— start Provided records —

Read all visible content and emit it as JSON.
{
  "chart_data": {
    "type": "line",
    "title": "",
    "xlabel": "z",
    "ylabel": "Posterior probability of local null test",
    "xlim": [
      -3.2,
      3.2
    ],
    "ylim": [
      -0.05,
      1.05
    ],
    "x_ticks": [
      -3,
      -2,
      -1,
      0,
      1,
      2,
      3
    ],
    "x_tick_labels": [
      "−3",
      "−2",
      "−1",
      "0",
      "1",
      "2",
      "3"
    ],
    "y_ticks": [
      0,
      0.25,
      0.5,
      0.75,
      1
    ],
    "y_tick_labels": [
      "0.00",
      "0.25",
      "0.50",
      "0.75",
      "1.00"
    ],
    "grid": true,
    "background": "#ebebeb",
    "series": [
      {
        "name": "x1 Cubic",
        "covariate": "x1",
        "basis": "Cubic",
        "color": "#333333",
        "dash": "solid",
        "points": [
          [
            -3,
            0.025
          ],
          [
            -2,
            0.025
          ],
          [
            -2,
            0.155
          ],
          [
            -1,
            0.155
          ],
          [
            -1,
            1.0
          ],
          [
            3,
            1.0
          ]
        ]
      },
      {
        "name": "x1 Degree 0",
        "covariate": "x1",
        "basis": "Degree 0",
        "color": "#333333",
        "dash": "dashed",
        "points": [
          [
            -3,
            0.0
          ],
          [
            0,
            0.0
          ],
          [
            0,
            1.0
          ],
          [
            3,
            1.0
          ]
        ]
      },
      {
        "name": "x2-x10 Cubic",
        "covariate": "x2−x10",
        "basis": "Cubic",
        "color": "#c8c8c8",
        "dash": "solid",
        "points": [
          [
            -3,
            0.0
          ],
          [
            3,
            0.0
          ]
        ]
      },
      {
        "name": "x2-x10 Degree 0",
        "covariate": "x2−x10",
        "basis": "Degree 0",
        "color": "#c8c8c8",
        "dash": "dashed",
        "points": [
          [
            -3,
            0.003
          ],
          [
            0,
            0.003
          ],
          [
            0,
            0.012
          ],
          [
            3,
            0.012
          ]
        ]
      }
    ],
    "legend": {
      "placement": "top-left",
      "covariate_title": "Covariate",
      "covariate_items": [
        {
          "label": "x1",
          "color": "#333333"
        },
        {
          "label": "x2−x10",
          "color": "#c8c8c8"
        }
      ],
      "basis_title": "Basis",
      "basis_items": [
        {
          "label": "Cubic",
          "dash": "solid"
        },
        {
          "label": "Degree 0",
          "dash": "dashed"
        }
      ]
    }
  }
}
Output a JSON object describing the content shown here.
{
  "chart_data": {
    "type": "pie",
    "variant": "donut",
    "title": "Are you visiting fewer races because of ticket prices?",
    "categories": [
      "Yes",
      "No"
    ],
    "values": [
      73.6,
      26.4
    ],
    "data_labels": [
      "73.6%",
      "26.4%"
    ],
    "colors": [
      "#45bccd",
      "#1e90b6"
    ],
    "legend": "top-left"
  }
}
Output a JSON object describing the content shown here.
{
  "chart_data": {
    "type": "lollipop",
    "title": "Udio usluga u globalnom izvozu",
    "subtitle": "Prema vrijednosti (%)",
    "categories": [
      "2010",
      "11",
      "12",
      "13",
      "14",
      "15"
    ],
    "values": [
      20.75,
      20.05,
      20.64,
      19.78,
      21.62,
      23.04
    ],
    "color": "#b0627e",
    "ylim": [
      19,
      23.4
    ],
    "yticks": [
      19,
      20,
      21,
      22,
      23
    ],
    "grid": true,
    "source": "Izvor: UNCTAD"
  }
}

— end Provided records —

▶ **Aim**:
Using the listing above, show each line holding the string "Cubic".

▶ **Answer to the exercise**:
        "name": "x1 Cubic",
        "basis": "Cubic",
        "name": "x2-x10 Cubic",
        "basis": "Cubic",
          "label": "Cubic",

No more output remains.